Every entry must be echoed exactly.
------------------------------------------------
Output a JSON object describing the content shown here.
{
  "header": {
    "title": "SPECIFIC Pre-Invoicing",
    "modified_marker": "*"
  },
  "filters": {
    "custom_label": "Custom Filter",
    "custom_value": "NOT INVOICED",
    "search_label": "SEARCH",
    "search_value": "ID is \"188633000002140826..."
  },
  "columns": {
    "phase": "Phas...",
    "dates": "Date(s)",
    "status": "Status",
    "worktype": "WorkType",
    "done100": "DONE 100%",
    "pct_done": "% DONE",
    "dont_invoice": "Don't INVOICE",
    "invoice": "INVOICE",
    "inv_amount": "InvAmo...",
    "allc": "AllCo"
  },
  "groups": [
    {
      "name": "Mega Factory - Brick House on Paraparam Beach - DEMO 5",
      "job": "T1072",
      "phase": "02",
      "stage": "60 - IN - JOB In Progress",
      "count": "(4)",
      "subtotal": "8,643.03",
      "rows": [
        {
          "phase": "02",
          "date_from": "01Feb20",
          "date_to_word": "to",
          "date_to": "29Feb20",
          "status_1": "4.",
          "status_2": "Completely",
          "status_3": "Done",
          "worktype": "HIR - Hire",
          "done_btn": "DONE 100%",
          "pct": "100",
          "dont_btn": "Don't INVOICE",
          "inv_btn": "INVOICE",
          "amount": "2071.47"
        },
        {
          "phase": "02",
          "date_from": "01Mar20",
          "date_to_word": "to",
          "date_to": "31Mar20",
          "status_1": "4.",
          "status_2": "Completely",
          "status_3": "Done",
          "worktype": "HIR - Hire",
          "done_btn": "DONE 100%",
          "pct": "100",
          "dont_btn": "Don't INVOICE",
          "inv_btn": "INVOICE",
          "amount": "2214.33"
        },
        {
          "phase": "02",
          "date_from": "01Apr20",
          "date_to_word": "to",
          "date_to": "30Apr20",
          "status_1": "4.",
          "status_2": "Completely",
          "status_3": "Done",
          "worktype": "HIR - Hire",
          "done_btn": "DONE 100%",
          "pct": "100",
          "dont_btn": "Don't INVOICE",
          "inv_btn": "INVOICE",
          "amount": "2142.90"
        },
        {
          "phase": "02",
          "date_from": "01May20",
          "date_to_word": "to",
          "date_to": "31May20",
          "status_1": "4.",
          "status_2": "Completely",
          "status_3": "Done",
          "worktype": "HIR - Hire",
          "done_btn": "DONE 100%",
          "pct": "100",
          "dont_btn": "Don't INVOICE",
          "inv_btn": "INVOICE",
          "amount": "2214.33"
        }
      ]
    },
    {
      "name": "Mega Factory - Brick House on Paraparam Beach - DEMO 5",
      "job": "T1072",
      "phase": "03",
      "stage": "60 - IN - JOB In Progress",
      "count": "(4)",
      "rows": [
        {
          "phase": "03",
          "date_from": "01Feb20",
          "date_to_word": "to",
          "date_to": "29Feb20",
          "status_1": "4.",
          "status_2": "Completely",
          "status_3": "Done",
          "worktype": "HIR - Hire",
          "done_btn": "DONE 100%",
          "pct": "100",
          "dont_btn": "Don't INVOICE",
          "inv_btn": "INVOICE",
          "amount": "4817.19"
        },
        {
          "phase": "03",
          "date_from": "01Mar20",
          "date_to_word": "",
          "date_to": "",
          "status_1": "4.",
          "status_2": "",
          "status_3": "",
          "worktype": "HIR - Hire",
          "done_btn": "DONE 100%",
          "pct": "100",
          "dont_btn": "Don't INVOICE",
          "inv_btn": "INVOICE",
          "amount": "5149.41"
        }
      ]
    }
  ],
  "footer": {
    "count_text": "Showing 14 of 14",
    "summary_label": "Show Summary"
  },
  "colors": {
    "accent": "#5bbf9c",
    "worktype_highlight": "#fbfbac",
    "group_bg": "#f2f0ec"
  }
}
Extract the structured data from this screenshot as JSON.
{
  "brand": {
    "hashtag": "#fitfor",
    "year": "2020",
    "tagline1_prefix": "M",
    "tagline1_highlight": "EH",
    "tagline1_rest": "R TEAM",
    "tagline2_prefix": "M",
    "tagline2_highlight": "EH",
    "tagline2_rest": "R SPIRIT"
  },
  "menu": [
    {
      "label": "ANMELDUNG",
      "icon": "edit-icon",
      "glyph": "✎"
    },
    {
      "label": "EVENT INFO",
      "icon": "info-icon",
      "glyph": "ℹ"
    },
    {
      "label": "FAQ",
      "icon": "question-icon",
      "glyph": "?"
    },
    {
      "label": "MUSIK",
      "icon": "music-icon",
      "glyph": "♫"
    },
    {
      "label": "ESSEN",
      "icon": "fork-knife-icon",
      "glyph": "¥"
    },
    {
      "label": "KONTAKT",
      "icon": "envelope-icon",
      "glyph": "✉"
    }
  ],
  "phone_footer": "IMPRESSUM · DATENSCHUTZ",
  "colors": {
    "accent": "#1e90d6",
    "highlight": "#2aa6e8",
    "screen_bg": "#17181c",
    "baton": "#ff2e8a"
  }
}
------------------------------------------------
> **Task answer**:
Output a JSON object describing the content shown here.
{
  "header": {
    "title": "SPECIFIC Pre-Invoicing",
    "modified_marker": "*"
  },
  "filters": {
    "custom_label": "Custom Filter",
    "custom_value": "NOT INVOICED",
    "search_label": "SEARCH",
    "search_value": "ID is \"188633000002140826..."
  },
  "columns": {
    "phase": "Phas...",
    "dates": "Date(s)",
    "status": "Status",
    "worktype": "WorkType",
    "done100": "DONE 100%",
    "pct_done": "% DONE",
    "dont_invoice": "Don't INVOICE",
    "invoice": "INVOICE",
    "inv_amount": "InvAmo...",
    "allc": "AllCo"
  },
  "groups": [
    {
      "name": "Mega Factory - Brick House on Paraparam Beach - DEMO 5",
      "job": "T1072",
      "phase": "02",
      "stage": "60 - IN - JOB In Progress",
      "count": "(4)",
      "subtotal": "8,643.03",
      "rows": [
        {
          "phase": "02",
          "date_from": "01Feb20",
          "date_to_word": "to",
          "date_to": "29Feb20",
          "status_1": "4.",
          "status_2": "Completely",
          "status_3": "Done",
          "worktype": "HIR - Hire",
          "done_btn": "DONE 100%",
          "pct": "100",
          "dont_btn": "Don't INVOICE",
          "inv_btn": "INVOICE",
          "amount": "2071.47"
        },
        {
          "phase": "02",
          "date_from": "01Mar20",
          "date_to_word": "to",
          "date_to": "31Mar20",
          "status_1": "4.",
          "status_2": "Completely",
          "status_3": "Done",
          "worktype": "HIR - Hire",
          "done_btn": "DONE 100%",
          "pct": "100",
          "dont_btn": "Don't INVOICE",
          "inv_btn": "INVOICE",
          "amount": "2214.33"
        },
        {
          "phase": "02",
          "date_from": "01Apr20",
          "date_to_word": "to",
          "date_to": "30Apr20",
          "status_1": "4.",
          "status_2": "Completely",
          "status_3": "Done",
          "worktype": "HIR - Hire",
          "done_btn": "DONE 100%",
          "pct": "100",
          "dont_btn": "Don't INVOICE",
          "inv_btn": "INVOICE",
          "amount": "2142.90"
        },
        {
          "phase": "02",
          "date_from": "01May20",
          "date_to_word": "to",
          "date_to": "31May20",
          "status_1": "4.",
          "status_2": "Completely",
          "status_3": "Done",
          "worktype": "HIR - Hire",
          "done_btn": "DONE 100%",
          "pct": "100",
          "dont_btn": "Don't INVOICE",
          "inv_btn": "INVOICE",
          "amount": "2214.33"
        }
      ]
    },
    {
      "name": "Mega Factory - Brick House on Paraparam Beach - DEMO 5",
      "job": "T1072",
      "phase": "03",
      "stage": "60 - IN - JOB In Progress",
      "count": "(4)",
      "rows": [
        {
          "phase": "03",
          "date_from": "01Feb20",
          "date_to_word": "to",
          "date_to": "29Feb20",
          "status_1": "4.",
          "status_2": "Completely",
          "status_3": "Done",
          "worktype": "HIR - Hire",
          "done_btn": "DONE 100%",
          "pct": "100",
          "dont_btn": "Don't INVOICE",
          "inv_btn": "INVOICE",
          "amount": "4817.19"
        },
        {
          "phase": "03",
          "date_from": "01Mar20",
          "date_to_word": "",
          "date_to": "",
          "status_1": "4.",
          "status_2": "",
          "status_3": "",
          "worktype": "HIR - Hire",
          "done_btn": "DONE 100%",
          "pct": "100",
          "dont_btn": "Don't INVOICE",
          "inv_btn": "INVOICE",
          "amount": "5149.41"
        }
      ]
    }
  ],
  "footer": {
    "count_text": "Showing 14 of 14",
    "summary_label": "Show Summary"
  },
  "colors": {
    "accent": "#5bbf9c",
    "worktype_highlight": "#fbfbac",
    "group_bg": "#f2f0ec"
  }
}
Extract the structured data from this screenshot as JSON.
{
  "brand": {
    "hashtag": "#fitfor",
    "year": "2020",
    "tagline1_prefix": "M",
    "tagline1_highlight": "EH",
    "tagline1_rest": "R TEAM",
    "tagline2_prefix": "M",
    "tagline2_highlight": "EH",
    "tagline2_rest": "R SPIRIT"
  },
  "menu": [
    {
      "label": "ANMELDUNG",
      "icon": "edit-icon",
      "glyph": "✎"
    },
    {
      "label": "EVENT INFO",
      "icon": "info-icon",
      "glyph": "ℹ"
    },
    {
      "label": "FAQ",
      "icon": "question-icon",
      "glyph": "?"
    },
    {
      "label": "MUSIK",
      "icon": "music-icon",
      "glyph": "♫"
    },
    {
      "label": "ESSEN",
      "icon": "fork-knife-icon",
      "glyph": "¥"
    },
    {
      "label": "KONTAKT",
      "icon": "envelope-icon",
      "glyph": "✉"
    }
  ],
  "phone_footer": "IMPRESSUM · DATENSCHUTZ",
  "colors": {
    "accent": "#1e90d6",
    "highlight": "#2aa6e8",
    "screen_bg": "#17181c",
    "baton": "#ff2e8a"
  }
}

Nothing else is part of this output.